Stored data
══════════════════════════════
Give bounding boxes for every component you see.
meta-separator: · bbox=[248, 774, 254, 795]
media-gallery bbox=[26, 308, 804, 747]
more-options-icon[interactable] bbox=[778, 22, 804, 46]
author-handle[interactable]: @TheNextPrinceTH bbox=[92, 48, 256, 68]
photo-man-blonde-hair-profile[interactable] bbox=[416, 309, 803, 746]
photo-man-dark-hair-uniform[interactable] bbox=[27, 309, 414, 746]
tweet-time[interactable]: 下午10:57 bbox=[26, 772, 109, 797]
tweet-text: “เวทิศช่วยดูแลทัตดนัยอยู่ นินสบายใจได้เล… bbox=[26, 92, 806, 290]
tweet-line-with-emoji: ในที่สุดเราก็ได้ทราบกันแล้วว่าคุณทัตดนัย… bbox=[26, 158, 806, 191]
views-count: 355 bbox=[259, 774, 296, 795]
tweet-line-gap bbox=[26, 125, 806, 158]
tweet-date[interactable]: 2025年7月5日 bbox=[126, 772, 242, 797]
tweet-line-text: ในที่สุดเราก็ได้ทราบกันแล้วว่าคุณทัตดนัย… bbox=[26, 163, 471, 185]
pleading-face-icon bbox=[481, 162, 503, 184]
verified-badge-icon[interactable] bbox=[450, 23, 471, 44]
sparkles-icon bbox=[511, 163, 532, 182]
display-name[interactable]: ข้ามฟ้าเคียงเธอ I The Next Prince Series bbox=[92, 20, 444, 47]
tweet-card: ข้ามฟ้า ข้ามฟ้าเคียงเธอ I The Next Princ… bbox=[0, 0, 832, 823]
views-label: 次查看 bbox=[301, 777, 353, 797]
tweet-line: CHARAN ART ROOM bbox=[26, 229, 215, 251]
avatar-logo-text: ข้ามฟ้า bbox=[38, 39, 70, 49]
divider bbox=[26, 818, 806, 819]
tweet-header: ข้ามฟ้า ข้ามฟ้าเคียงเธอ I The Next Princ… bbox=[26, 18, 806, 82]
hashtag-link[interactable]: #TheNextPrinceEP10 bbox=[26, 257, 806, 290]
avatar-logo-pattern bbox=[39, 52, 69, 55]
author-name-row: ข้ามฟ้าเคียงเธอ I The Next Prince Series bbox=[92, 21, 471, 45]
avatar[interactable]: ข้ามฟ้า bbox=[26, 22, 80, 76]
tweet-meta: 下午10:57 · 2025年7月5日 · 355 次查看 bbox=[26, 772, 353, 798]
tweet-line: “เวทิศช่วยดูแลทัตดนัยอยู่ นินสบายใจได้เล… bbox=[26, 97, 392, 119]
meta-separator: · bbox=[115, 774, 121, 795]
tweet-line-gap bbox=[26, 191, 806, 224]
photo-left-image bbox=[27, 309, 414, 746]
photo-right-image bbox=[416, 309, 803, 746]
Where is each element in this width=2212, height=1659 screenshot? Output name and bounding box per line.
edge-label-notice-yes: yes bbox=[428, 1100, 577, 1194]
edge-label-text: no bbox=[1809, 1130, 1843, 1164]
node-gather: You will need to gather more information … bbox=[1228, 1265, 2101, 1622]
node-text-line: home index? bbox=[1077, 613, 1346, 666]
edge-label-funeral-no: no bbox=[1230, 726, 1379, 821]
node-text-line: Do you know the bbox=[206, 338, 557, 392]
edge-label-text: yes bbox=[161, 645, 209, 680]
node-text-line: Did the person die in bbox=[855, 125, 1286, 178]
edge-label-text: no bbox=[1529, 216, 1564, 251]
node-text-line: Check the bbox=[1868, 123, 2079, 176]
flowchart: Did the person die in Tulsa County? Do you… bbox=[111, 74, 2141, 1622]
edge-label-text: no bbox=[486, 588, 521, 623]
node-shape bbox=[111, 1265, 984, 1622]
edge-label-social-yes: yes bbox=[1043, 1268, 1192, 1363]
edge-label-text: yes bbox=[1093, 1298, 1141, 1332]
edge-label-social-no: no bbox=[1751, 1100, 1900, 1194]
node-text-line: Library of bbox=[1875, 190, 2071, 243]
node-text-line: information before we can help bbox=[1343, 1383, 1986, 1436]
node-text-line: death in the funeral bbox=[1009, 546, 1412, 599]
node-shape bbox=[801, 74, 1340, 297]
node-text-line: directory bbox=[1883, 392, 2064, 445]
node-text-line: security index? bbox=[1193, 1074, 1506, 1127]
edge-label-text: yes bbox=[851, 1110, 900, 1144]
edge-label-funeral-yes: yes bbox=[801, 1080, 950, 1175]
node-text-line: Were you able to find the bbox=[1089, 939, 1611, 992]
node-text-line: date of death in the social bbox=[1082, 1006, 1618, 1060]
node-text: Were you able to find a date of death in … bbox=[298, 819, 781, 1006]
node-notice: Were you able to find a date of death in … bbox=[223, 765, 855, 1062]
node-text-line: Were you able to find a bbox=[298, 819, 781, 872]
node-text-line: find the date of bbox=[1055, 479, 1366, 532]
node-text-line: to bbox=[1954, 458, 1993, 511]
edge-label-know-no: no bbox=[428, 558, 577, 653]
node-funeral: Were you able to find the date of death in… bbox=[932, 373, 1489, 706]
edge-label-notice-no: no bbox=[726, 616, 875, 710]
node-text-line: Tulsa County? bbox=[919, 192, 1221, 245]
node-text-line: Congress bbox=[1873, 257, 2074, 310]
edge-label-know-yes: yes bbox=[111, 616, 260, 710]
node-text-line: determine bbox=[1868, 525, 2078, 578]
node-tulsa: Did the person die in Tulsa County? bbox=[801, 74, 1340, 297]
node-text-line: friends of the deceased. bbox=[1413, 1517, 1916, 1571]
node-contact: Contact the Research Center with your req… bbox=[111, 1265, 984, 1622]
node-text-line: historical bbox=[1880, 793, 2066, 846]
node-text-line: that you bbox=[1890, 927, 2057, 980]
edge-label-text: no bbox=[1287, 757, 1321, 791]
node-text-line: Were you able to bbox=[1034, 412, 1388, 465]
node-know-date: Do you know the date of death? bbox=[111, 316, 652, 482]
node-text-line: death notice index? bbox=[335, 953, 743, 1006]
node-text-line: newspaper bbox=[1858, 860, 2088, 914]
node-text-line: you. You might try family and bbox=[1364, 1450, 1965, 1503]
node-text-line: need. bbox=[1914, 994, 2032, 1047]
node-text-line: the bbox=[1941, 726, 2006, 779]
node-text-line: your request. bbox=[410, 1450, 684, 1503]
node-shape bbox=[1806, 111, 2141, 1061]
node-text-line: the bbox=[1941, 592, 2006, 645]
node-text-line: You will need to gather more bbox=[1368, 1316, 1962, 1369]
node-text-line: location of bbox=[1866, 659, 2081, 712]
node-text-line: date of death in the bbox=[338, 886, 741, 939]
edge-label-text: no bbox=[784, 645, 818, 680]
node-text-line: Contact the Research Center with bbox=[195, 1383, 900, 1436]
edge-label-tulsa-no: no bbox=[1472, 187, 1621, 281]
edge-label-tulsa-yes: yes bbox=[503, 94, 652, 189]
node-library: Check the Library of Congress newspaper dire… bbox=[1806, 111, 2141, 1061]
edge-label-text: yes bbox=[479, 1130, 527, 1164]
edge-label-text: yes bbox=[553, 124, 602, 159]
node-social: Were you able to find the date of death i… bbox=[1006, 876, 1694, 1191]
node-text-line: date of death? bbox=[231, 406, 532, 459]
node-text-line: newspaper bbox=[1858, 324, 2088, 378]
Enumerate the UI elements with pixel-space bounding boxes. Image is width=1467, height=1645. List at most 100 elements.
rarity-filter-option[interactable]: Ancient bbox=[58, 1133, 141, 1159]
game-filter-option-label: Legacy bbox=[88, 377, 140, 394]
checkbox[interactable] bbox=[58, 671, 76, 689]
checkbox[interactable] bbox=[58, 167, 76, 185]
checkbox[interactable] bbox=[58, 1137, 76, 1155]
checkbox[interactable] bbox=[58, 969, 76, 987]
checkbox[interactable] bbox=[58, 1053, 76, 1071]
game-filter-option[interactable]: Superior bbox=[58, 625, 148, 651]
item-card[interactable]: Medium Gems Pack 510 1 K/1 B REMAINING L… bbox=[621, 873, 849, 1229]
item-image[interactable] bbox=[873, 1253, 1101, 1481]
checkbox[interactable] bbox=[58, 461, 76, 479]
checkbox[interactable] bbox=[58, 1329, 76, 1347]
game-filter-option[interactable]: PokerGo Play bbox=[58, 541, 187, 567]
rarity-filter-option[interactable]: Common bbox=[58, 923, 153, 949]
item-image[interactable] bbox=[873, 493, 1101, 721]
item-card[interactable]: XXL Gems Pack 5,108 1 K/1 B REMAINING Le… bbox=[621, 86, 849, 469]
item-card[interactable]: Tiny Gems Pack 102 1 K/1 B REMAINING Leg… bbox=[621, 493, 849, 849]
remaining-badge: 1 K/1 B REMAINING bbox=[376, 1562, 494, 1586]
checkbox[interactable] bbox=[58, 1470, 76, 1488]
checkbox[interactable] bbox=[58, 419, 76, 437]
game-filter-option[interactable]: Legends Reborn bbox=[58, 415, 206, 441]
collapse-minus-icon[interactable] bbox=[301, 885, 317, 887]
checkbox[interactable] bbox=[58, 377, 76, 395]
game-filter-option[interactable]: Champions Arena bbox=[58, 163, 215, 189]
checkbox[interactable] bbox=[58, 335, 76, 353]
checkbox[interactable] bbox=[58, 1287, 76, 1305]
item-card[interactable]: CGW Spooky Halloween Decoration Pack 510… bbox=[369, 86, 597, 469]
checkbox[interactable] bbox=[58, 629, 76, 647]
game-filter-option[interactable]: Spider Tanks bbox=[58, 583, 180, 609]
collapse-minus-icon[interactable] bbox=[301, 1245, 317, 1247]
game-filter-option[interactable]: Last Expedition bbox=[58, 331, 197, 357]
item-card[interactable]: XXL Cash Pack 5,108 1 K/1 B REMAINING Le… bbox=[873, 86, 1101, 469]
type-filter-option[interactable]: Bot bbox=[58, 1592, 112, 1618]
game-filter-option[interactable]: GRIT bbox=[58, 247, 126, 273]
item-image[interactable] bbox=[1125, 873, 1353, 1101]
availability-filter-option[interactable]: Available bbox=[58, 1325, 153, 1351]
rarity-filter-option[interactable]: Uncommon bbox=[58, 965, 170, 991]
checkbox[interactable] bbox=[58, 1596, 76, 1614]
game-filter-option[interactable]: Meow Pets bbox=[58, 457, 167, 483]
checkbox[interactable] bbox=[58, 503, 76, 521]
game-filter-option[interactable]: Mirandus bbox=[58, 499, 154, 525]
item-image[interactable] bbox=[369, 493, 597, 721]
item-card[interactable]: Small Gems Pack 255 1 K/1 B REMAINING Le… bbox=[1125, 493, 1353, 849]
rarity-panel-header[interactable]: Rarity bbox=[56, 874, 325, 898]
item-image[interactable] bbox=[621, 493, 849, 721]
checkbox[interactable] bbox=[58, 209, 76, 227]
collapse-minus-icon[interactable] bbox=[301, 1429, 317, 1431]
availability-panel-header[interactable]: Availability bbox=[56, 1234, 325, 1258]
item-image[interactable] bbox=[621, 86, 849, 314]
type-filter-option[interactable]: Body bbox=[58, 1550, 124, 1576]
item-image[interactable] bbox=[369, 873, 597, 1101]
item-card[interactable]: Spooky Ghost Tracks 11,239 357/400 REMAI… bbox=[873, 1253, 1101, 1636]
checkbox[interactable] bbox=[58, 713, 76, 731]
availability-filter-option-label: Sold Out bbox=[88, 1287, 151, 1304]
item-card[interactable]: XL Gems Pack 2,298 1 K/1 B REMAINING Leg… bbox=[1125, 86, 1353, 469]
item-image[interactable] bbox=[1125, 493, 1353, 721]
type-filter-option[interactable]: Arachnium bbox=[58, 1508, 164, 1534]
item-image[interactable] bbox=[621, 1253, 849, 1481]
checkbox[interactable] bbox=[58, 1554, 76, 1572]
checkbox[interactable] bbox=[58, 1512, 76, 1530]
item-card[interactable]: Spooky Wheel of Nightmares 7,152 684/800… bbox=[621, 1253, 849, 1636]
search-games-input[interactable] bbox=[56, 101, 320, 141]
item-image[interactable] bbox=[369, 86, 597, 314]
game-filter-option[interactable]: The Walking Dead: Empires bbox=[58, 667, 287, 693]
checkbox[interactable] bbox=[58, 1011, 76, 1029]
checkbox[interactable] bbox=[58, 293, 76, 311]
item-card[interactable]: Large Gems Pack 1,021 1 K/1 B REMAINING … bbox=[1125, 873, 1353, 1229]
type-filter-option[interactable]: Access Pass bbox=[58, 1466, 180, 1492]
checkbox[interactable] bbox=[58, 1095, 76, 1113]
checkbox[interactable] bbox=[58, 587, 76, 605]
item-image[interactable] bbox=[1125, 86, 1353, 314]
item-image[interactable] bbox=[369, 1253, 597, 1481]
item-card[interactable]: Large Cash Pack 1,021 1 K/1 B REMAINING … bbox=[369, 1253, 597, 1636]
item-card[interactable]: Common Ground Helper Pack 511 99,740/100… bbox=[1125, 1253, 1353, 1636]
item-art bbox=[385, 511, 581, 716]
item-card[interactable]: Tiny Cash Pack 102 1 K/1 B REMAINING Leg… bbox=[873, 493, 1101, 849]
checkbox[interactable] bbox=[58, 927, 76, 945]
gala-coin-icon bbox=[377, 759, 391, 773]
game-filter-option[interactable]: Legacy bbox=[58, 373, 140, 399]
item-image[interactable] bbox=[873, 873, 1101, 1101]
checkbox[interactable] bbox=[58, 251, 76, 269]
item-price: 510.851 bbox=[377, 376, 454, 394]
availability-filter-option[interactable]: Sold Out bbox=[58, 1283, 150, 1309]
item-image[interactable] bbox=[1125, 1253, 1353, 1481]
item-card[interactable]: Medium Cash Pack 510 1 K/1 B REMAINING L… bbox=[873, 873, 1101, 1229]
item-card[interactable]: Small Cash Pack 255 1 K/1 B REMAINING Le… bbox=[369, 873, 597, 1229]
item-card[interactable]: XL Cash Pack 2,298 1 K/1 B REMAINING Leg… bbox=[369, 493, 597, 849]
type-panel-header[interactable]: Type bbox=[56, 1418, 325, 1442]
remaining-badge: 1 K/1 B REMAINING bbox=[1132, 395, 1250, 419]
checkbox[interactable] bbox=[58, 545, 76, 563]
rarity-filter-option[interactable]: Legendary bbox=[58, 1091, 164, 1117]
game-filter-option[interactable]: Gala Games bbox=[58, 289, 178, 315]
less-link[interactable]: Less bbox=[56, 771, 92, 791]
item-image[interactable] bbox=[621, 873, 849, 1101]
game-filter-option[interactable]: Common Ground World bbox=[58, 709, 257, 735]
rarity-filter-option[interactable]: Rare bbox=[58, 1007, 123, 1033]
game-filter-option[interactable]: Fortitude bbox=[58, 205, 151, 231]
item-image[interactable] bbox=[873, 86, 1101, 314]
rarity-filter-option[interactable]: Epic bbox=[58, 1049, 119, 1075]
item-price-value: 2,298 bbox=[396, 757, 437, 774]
══════════════════════════════
- Written request
Please write out the material from its start through the line containing "views-label: 次查看 bbox=[301, 777, 353, 797]", with both ends included.

- Exercise result
Give bounding boxes for every component you see.
meta-separator: · bbox=[248, 774, 254, 795]
media-gallery bbox=[26, 308, 804, 747]
more-options-icon[interactable] bbox=[778, 22, 804, 46]
author-handle[interactable]: @TheNextPrinceTH bbox=[92, 48, 256, 68]
photo-man-blonde-hair-profile[interactable] bbox=[416, 309, 803, 746]
photo-man-dark-hair-uniform[interactable] bbox=[27, 309, 414, 746]
tweet-time[interactable]: 下午10:57 bbox=[26, 772, 109, 797]
tweet-text: “เวทิศช่วยดูแลทัตดนัยอยู่ นินสบายใจได้เล… bbox=[26, 92, 806, 290]
tweet-line-with-emoji: ในที่สุดเราก็ได้ทราบกันแล้วว่าคุณทัตดนัย… bbox=[26, 158, 806, 191]
views-count: 355 bbox=[259, 774, 296, 795]
tweet-line-gap bbox=[26, 125, 806, 158]
tweet-date[interactable]: 2025年7月5日 bbox=[126, 772, 242, 797]
tweet-line-text: ในที่สุดเราก็ได้ทราบกันแล้วว่าคุณทัตดนัย… bbox=[26, 163, 471, 185]
pleading-face-icon bbox=[481, 162, 503, 184]
verified-badge-icon[interactable] bbox=[450, 23, 471, 44]
sparkles-icon bbox=[511, 163, 532, 182]
display-name[interactable]: ข้ามฟ้าเคียงเธอ I The Next Prince Series bbox=[92, 20, 444, 47]
tweet-card: ข้ามฟ้า ข้ามฟ้าเคียงเธอ I The Next Princ… bbox=[0, 0, 832, 823]
views-label: 次查看 bbox=[301, 777, 353, 797]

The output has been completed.